*EXERCISE INSTRUCTIONS*. Pull out every line with the word "Iris".

*DATA SHOWN*.
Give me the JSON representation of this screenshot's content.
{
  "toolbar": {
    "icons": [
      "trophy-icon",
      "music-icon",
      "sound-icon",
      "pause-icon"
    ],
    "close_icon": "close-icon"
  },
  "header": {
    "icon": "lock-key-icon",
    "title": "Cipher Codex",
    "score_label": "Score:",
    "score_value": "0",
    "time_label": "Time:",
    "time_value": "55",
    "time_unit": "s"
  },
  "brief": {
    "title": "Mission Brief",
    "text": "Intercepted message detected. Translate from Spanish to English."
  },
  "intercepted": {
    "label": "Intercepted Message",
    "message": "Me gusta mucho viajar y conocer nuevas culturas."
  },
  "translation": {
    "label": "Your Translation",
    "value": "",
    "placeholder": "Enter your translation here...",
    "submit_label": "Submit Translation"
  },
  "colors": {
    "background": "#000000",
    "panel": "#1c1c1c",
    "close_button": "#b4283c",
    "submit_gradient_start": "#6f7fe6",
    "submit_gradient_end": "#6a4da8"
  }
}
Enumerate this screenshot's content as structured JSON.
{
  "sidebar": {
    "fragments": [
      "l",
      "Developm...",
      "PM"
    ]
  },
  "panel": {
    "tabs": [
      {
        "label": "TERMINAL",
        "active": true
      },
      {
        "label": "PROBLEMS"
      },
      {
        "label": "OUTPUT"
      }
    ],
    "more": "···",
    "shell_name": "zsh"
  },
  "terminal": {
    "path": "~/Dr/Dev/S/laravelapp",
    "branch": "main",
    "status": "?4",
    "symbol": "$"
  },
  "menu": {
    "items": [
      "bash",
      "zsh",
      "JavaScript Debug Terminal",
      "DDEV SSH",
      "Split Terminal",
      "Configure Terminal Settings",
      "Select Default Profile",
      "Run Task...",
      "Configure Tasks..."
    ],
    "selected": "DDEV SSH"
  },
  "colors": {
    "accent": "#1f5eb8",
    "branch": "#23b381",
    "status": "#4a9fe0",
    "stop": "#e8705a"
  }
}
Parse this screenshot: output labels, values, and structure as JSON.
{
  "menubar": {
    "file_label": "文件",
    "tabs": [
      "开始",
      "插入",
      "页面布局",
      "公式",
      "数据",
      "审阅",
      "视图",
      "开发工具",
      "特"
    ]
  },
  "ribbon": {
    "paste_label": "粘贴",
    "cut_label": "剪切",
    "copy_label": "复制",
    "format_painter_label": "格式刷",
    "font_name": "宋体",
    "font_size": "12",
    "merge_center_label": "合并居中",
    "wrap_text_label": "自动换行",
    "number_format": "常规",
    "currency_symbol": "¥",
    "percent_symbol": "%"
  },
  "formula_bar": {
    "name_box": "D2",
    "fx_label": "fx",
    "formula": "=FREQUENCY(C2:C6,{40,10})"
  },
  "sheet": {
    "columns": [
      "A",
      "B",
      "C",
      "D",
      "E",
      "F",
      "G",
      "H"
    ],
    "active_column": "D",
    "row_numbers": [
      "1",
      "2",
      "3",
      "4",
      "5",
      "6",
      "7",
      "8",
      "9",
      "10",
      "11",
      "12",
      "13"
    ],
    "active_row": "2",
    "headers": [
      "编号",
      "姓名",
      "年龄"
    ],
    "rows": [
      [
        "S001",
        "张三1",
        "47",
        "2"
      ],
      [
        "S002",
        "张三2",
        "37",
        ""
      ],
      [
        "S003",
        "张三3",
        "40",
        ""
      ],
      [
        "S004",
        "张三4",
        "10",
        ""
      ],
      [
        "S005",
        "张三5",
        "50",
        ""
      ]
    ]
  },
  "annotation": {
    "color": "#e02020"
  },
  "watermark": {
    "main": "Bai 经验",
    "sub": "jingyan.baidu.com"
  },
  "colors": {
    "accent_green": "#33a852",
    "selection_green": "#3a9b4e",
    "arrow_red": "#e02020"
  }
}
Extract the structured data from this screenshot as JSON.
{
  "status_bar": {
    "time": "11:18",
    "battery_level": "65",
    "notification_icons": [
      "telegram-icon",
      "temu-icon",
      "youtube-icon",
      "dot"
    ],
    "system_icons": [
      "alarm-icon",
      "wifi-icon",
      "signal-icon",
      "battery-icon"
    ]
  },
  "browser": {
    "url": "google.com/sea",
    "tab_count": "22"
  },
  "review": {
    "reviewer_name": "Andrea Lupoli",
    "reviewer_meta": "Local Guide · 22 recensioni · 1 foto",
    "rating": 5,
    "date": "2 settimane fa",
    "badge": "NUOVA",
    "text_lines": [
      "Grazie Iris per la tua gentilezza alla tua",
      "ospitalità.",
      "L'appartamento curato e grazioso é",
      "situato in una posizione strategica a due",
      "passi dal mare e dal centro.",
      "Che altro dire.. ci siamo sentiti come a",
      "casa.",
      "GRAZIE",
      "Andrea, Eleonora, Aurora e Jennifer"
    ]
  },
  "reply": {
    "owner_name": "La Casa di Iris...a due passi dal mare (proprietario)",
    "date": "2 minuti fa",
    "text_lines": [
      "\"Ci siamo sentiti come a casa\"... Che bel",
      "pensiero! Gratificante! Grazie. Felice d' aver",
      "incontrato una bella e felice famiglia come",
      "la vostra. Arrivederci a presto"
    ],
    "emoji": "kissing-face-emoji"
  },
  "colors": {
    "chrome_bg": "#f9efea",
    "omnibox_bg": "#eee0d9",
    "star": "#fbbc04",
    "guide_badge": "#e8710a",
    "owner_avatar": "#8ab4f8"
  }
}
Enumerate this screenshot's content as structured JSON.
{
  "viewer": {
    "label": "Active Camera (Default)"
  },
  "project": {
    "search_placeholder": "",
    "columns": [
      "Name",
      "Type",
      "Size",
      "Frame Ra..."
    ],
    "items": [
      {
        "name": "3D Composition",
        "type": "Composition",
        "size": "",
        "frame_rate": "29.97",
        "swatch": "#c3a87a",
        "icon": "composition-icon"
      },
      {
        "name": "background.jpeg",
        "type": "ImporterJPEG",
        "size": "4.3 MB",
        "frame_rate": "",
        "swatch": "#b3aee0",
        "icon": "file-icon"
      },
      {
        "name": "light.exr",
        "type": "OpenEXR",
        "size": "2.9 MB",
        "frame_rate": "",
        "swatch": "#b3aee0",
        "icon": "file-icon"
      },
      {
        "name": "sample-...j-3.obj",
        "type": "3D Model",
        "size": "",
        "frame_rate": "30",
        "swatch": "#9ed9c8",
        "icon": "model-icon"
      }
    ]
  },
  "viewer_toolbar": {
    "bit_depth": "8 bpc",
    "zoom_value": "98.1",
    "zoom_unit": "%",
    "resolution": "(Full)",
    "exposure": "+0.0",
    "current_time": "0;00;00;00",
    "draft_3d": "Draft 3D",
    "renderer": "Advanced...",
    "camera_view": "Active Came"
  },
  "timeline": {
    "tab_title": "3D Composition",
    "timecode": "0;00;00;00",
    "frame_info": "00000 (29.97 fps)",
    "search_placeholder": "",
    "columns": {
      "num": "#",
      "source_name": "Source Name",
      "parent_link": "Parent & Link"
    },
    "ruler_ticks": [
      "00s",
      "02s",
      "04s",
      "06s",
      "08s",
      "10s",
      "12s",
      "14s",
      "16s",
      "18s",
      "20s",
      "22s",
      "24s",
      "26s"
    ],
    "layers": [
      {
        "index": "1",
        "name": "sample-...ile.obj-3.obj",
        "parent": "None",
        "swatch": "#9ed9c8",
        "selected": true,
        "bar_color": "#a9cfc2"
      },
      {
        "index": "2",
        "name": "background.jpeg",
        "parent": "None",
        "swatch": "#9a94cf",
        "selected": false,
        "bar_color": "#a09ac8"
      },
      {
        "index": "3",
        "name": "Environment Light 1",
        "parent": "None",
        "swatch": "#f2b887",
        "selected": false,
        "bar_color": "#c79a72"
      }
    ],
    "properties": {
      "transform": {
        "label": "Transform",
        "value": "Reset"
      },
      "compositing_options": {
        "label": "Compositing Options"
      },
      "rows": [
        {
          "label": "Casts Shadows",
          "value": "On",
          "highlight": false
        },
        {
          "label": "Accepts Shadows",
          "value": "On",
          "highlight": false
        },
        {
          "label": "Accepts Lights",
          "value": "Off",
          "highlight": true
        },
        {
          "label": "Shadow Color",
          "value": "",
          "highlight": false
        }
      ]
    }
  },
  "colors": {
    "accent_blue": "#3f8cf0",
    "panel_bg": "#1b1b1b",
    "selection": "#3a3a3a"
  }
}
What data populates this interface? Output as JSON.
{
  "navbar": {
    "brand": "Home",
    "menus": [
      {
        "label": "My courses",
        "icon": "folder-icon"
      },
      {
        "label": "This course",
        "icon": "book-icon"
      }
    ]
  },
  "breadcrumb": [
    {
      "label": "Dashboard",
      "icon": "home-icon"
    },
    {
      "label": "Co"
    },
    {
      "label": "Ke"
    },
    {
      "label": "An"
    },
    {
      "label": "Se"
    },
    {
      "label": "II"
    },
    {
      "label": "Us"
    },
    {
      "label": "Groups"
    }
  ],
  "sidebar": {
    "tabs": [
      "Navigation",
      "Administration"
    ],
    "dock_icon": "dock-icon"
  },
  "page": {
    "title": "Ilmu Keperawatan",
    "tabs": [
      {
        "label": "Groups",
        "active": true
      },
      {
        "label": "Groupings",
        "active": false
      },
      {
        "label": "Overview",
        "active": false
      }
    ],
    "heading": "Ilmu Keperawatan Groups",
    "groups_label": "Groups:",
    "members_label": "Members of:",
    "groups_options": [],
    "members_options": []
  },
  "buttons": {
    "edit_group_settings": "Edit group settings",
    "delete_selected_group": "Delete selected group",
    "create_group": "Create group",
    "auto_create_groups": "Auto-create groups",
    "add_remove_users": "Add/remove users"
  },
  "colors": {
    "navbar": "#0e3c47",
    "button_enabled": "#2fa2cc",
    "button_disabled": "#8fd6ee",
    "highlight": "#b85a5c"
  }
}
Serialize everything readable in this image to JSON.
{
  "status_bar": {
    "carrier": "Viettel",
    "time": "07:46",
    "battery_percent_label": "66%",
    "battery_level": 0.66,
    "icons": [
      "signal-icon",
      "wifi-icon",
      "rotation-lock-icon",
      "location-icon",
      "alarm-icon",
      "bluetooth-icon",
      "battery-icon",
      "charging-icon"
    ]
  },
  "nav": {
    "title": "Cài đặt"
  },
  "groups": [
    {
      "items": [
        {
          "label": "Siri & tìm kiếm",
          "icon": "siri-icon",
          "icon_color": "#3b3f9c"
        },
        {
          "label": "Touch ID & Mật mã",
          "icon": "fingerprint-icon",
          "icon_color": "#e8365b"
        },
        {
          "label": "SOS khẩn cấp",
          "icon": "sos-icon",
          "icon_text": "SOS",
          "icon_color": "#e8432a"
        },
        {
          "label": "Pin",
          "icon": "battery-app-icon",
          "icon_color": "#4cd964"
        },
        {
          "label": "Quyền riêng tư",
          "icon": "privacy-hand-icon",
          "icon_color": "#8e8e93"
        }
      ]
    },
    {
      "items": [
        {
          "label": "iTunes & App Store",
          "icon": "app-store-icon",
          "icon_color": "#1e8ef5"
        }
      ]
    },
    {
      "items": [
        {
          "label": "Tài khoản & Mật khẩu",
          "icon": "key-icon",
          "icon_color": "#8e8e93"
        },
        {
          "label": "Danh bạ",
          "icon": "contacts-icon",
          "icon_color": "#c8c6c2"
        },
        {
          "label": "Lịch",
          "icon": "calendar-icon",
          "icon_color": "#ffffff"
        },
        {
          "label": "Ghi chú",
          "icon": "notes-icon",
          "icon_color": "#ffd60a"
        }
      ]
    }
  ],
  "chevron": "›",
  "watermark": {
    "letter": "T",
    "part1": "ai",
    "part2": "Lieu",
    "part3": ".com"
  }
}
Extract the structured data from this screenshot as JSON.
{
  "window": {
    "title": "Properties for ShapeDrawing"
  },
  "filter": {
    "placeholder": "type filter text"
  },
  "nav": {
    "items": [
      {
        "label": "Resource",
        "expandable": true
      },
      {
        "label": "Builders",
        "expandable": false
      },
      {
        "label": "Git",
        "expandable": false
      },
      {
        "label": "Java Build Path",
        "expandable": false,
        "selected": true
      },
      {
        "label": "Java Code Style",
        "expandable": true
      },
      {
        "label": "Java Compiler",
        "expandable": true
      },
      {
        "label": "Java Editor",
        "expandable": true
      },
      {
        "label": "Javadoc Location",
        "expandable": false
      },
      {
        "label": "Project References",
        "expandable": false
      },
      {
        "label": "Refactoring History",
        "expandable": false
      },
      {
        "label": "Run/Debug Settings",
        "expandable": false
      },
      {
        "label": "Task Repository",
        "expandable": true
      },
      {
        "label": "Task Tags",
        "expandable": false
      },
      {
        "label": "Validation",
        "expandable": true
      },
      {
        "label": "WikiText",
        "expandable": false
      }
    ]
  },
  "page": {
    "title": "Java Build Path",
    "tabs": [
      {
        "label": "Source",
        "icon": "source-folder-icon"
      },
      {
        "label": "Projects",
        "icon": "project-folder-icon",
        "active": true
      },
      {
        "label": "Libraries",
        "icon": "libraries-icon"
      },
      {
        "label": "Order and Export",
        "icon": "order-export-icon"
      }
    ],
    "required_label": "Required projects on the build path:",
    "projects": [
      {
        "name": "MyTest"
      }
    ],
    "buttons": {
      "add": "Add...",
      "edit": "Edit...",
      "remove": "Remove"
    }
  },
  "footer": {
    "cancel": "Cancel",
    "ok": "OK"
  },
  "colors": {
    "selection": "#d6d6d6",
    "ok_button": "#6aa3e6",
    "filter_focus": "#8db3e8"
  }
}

*FINISHED EXERCISE*.
      "Grazie Iris per la tua gentilezza alla tua",
    "owner_name": "La Casa di Iris...a due passi dal mare (proprietario)",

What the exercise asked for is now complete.